§ Excerpt:
'''
Read This Rant – Your Current Retention Effort Is A Joke (And why this travesty must be stopped with a data-driven approach)

Note: your team’s current nonscientific effort likely has a zero chance for complete retention.

Yes, you read it right, a zero chance of keeping all of your teammates through the end of the year. And this retention travesty continues at almost every company, despite these five startling facts that should contribute to your anger. 

  • The actual cost of turnover can reach 10 times the departing employee’s salary. The actual costs escalate dramatically when you cope beyond simple replacement costs (most estimates don’t). Also include team disruption, lost productivity, lost intellectual property, and customer/sales impacts (source). More details on the actual high cost of turnover can be found here.
  • CEOs list key employee retention as their #1 management issue. Yes,

79 % of them cite it as their top problem. Because their turnover is skyrocketing, replacements are impossible to find, and no one in HR has any new but proven solutions.
'''
§ Set task: Could you echo the passage from the rant on employee retention, beginning at the words "Yes, you read" and stopping after "to your anger."?

§ Dataset section:
'''
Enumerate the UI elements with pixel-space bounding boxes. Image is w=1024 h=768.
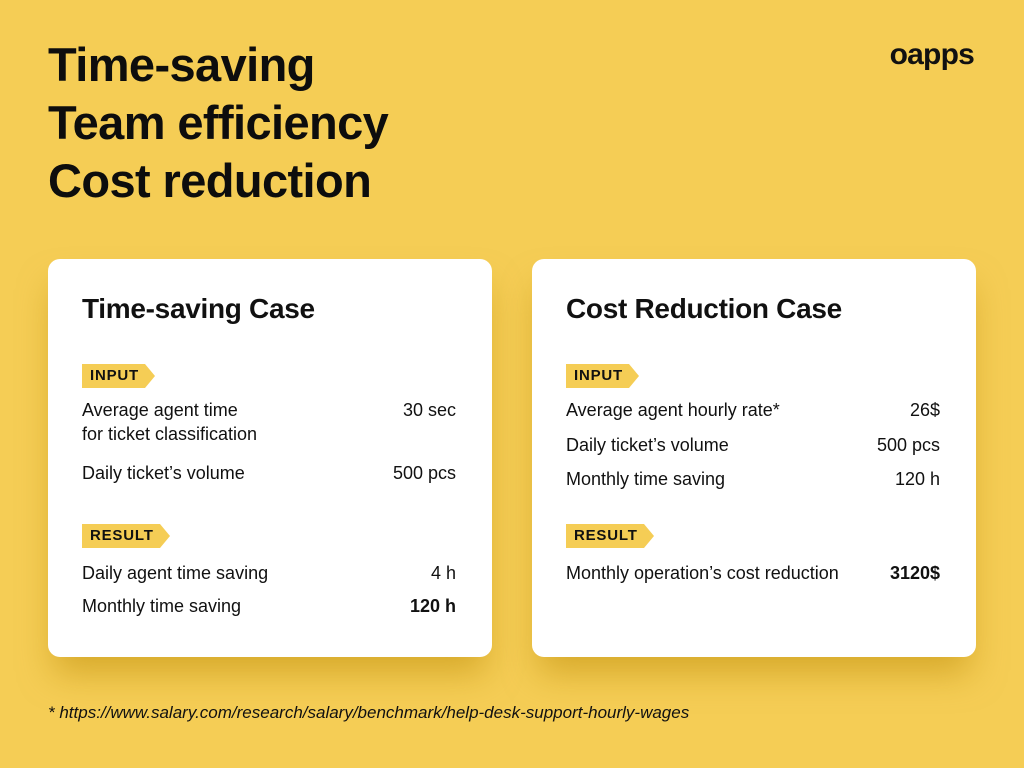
'''
§ The answer:
Yes, you read it right, a zero chance of keeping all of your teammates through the end of the year. And this retention travesty continues at almost every company, despite these five startling facts that should contribute to your anger.